(Written exercise)
Using the entries below, transcribe exactly the line containing "Enumerate this screenshot's" and each line that follows it to the end.

•••

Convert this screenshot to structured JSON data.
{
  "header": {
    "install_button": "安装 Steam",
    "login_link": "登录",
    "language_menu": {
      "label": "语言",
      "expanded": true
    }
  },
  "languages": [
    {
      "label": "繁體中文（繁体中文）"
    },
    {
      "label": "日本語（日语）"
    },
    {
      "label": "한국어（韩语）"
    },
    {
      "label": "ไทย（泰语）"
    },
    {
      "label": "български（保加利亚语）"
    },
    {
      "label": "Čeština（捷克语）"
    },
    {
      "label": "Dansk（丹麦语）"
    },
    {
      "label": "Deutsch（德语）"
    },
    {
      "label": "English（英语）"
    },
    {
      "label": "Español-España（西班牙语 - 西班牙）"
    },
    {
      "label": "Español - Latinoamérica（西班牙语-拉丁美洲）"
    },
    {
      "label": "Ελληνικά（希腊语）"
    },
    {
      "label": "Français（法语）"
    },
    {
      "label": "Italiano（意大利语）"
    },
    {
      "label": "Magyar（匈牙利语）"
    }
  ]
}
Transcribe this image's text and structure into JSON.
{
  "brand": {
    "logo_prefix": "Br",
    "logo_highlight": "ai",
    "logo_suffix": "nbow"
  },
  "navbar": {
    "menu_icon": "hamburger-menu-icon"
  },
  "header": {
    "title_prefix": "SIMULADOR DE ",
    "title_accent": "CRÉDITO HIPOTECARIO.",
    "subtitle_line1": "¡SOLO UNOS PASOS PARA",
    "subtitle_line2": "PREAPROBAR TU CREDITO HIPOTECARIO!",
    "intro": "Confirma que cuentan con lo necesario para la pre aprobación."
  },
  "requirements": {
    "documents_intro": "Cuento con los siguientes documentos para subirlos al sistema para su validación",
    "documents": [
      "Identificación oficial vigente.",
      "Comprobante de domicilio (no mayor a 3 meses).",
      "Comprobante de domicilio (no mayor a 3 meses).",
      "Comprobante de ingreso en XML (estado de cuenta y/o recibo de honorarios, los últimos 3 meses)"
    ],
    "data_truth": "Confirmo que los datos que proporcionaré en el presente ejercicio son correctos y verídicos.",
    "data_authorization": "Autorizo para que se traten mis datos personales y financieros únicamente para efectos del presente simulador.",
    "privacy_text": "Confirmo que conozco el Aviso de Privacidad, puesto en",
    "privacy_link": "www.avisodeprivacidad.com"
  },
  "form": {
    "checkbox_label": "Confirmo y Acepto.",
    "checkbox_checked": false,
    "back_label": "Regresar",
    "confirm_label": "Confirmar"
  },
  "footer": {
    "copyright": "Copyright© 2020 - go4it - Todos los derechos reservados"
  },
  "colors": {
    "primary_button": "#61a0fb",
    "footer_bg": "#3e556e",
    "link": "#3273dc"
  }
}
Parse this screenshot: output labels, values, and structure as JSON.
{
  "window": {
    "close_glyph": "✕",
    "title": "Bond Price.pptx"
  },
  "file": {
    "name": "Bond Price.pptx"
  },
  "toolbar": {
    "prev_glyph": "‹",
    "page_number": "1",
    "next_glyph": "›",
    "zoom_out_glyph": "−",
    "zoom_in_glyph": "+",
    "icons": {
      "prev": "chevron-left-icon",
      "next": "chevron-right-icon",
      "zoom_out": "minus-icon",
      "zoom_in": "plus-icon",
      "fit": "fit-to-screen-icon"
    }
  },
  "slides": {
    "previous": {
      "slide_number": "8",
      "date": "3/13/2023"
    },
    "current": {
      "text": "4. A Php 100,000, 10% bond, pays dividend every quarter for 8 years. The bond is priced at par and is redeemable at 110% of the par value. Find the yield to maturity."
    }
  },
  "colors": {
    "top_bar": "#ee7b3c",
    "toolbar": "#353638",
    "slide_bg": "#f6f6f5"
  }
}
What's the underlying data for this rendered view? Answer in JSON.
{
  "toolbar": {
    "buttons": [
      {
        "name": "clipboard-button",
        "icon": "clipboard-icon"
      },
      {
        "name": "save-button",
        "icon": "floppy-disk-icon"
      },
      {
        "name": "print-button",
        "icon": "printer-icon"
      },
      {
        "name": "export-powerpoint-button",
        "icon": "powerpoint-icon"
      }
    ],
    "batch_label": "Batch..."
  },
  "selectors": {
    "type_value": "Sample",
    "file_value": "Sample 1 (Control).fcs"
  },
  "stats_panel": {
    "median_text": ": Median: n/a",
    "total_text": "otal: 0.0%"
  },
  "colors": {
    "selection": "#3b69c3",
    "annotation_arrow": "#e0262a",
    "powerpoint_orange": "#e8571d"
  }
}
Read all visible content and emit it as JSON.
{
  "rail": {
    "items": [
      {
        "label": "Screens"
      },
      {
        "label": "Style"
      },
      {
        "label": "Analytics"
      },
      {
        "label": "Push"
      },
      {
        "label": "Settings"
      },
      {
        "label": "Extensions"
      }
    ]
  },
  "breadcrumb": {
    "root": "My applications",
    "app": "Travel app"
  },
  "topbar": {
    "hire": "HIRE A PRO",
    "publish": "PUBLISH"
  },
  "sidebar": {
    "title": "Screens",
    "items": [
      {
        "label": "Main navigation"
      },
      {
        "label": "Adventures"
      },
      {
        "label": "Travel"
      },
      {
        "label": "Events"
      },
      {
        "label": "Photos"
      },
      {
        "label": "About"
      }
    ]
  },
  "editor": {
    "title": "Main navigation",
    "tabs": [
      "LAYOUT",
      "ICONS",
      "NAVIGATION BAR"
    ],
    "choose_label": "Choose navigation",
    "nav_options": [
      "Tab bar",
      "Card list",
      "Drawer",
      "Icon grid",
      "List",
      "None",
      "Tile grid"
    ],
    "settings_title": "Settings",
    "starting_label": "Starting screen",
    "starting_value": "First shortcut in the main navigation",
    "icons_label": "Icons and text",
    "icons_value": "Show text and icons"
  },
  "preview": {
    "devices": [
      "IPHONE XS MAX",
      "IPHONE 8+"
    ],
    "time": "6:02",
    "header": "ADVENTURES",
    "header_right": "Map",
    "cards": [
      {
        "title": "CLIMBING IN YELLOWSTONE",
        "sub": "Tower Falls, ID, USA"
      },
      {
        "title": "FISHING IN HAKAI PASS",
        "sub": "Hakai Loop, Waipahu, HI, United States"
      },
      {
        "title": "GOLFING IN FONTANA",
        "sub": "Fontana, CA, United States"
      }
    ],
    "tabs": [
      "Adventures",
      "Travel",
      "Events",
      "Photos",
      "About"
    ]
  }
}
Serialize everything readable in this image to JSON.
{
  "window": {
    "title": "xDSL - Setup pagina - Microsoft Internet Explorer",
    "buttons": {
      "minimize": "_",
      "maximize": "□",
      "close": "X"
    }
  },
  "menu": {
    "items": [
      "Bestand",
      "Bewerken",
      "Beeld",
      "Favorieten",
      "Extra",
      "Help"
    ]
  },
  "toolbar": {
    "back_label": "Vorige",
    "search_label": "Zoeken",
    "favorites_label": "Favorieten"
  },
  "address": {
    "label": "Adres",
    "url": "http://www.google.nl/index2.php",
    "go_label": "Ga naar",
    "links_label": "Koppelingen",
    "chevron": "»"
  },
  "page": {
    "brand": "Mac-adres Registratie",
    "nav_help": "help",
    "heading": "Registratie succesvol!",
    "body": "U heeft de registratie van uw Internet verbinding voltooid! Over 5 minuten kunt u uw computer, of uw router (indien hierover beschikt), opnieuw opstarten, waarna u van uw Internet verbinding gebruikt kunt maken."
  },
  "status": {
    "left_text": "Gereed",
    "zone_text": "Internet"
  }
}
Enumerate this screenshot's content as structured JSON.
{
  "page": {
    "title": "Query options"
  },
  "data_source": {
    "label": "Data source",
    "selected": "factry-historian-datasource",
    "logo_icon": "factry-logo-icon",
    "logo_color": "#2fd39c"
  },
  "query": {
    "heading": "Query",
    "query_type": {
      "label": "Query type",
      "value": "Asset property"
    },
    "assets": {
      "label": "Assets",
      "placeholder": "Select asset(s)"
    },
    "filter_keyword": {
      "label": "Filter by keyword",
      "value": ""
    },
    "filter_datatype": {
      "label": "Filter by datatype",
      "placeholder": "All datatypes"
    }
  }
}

•••

(Result for this task)
Enumerate this screenshot's content as structured JSON.
{
  "page": {
    "title": "Query options"
  },
  "data_source": {
    "label": "Data source",
    "selected": "factry-historian-datasource",
    "logo_icon": "factry-logo-icon",
    "logo_color": "#2fd39c"
  },
  "query": {
    "heading": "Query",
    "query_type": {
      "label": "Query type",
      "value": "Asset property"
    },
    "assets": {
      "label": "Assets",
      "placeholder": "Select asset(s)"
    },
    "filter_keyword": {
      "label": "Filter by keyword",
      "value": ""
    },
    "filter_datatype": {
      "label": "Filter by datatype",
      "placeholder": "All datatypes"
    }
  }
}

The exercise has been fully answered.